TASK DESCRIPTION:
Copy the data that follows, character for character, minus the pictures.

— BEGIN RAW DATA —

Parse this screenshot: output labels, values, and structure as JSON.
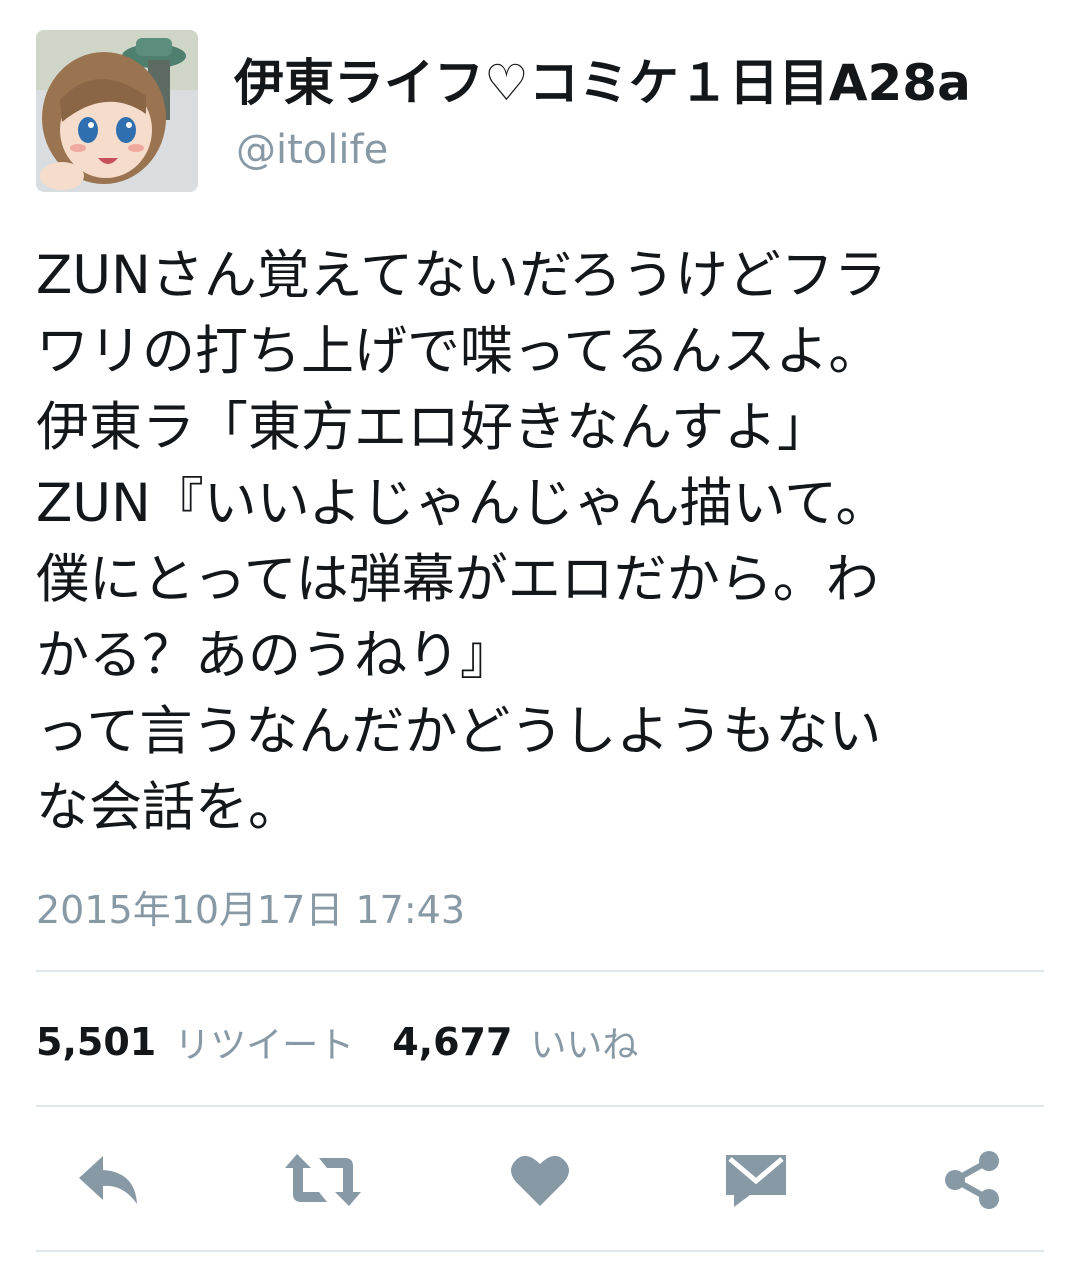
{
  "user": {
    "display_name": "伊東ライフ♡コミケ１日目A28a",
    "handle": "@itolife"
  },
  "tweet": {
    "lines": [
      "ZUNさん覚えてないだろうけどフラ",
      "ワリの打ち上げで喋ってるんスよ。",
      "伊東ラ「東方エロ好きなんすよ」",
      "ZUN『いいよじゃんじゃん描いて。",
      "僕にとっては弾幕がエロだから。わ",
      "かる？あのうねり』",
      "って言うなんだかどうしようもない",
      "な会話を。"
    ],
    "timestamp": "2015年10月17日 17:43"
  },
  "stats": {
    "retweet_count": "5,501",
    "retweet_label": "リツイート",
    "like_count": "4,677",
    "like_label": "いいね"
  },
  "actions": {
    "icons": [
      "reply-icon",
      "retweet-icon",
      "like-icon",
      "message-icon",
      "share-icon"
    ]
  },
  "colors": {
    "text": "#14171a",
    "secondary": "#8899a6",
    "icon": "#8899a6",
    "divider": "#e1e8ed"
  }
}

— END RAW DATA —

TASK RESULT:
Parse this screenshot: output labels, values, and structure as JSON.
{
  "user": {
    "display_name": "伊東ライフ♡コミケ１日目A28a",
    "handle": "@itolife"
  },
  "tweet": {
    "lines": [
      "ZUNさん覚えてないだろうけどフラ",
      "ワリの打ち上げで喋ってるんスよ。",
      "伊東ラ「東方エロ好きなんすよ」",
      "ZUN『いいよじゃんじゃん描いて。",
      "僕にとっては弾幕がエロだから。わ",
      "かる？あのうねり』",
      "って言うなんだかどうしようもない",
      "な会話を。"
    ],
    "timestamp": "2015年10月17日 17:43"
  },
  "stats": {
    "retweet_count": "5,501",
    "retweet_label": "リツイート",
    "like_count": "4,677",
    "like_label": "いいね"
  },
  "actions": {
    "icons": [
      "reply-icon",
      "retweet-icon",
      "like-icon",
      "message-icon",
      "share-icon"
    ]
  },
  "colors": {
    "text": "#14171a",
    "secondary": "#8899a6",
    "icon": "#8899a6",
    "divider": "#e1e8ed"
  }
}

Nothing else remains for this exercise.